▶ Extracted entries:

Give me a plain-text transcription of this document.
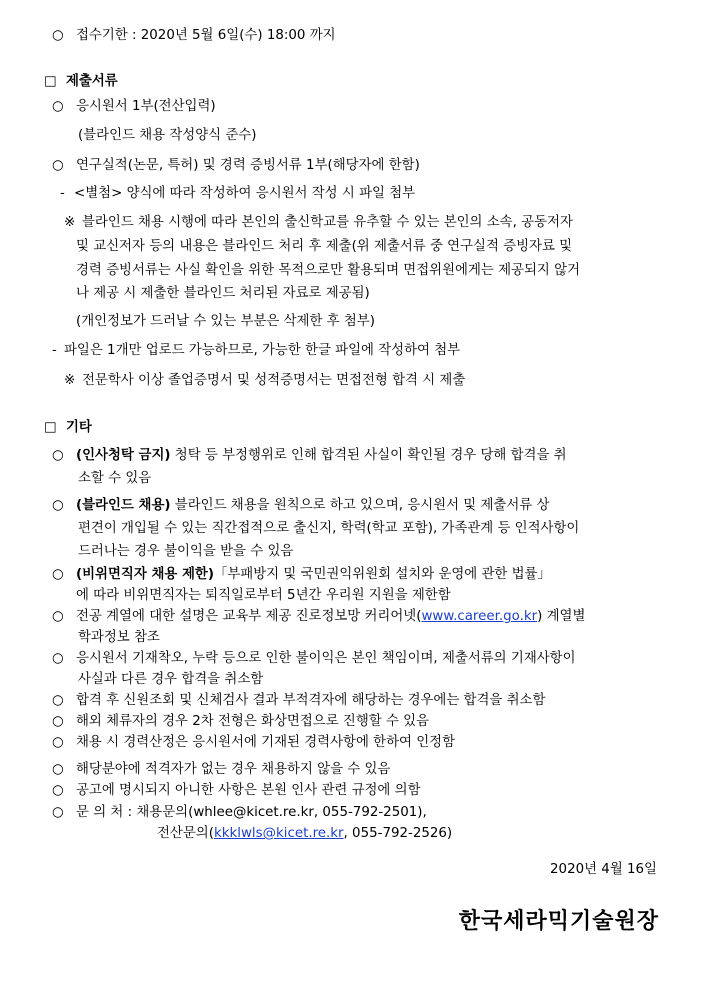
○ 접수기한 : 2020년 5월 6일(수) 18:00 까지
□ 제출서류
○ 응시원서 1부(전산입력)
(블라인드 채용 작성양식 준수)
○ 연구실적(논문, 특허) 및 경력 증빙서류 1부(해당자에 한함)
- <별첨> 양식에 따라 작성하여 응시원서 작성 시 파일 첨부
※ 블라인드 채용 시행에 따라 본인의 출신학교를 유추할 수 있는 본인의 소속, 공동저자
및 교신저자 등의 내용은 블라인드 처리 후 제출(위 제출서류 중 연구실적 증빙자료 및
경력 증빙서류는 사실 확인을 위한 목적으로만 활용되며 면접위원에게는 제공되지 않거
나 제공 시 제출한 블라인드 처리된 자료로 제공됨)
(개인정보가 드러날 수 있는 부분은 삭제한 후 첨부)
- 파일은 1개만 업로드 가능하므로, 가능한 한글 파일에 작성하여 첨부
※ 전문학사 이상 졸업증명서 및 성적증명서는 면접전형 합격 시 제출
□ 기타
○ (인사청탁 금지) 청탁 등 부정행위로 인해 합격된 사실이 확인될 경우 당해 합격을 취
소할 수 있음
○ (블라인드 채용) 블라인드 채용을 원칙으로 하고 있으며, 응시원서 및 제출서류 상
편견이 개입될 수 있는 직간접적으로 출신지, 학력(학교 포함), 가족관계 등 인적사항이
드러나는 경우 불이익을 받을 수 있음
○ (비위면직자 채용 제한)「부패방지 및 국민권익위원회 설치와 운영에 관한 법률」
에 따라 비위면직자는 퇴직일로부터 5년간 우리원 지원을 제한함
○ 전공 계열에 대한 설명은 교육부 제공 진로정보망 커리어넷(www.career.go.kr) 계열별
학과정보 참조
○ 응시원서 기재착오, 누락 등으로 인한 불이익은 본인 책임이며, 제출서류의 기재사항이
사실과 다른 경우 합격을 취소함
○ 합격 후 신원조회 및 신체검사 결과 부적격자에 해당하는 경우에는 합격을 취소함
○ 해외 체류자의 경우 2차 전형은 화상면접으로 진행할 수 있음
○ 채용 시 경력산정은 응시원서에 기재된 경력사항에 한하여 인정함
○ 해당분야에 적격자가 없는 경우 채용하지 않을 수 있음
○ 공고에 명시되지 아니한 사항은 본원 인사 관련 규정에 의함
○ 문 의 처 : 채용문의(whlee@kicet.re.kr, 055-792-2501),
전산문의(kkklwls@kicet.re.kr, 055-792-2526)
2020년 4월 16일
한국세라믹기술원장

▶ To be done:
Across all the entries, count the lines that contain the word "kicet" and give the number by itself.

▶ Full solution:
2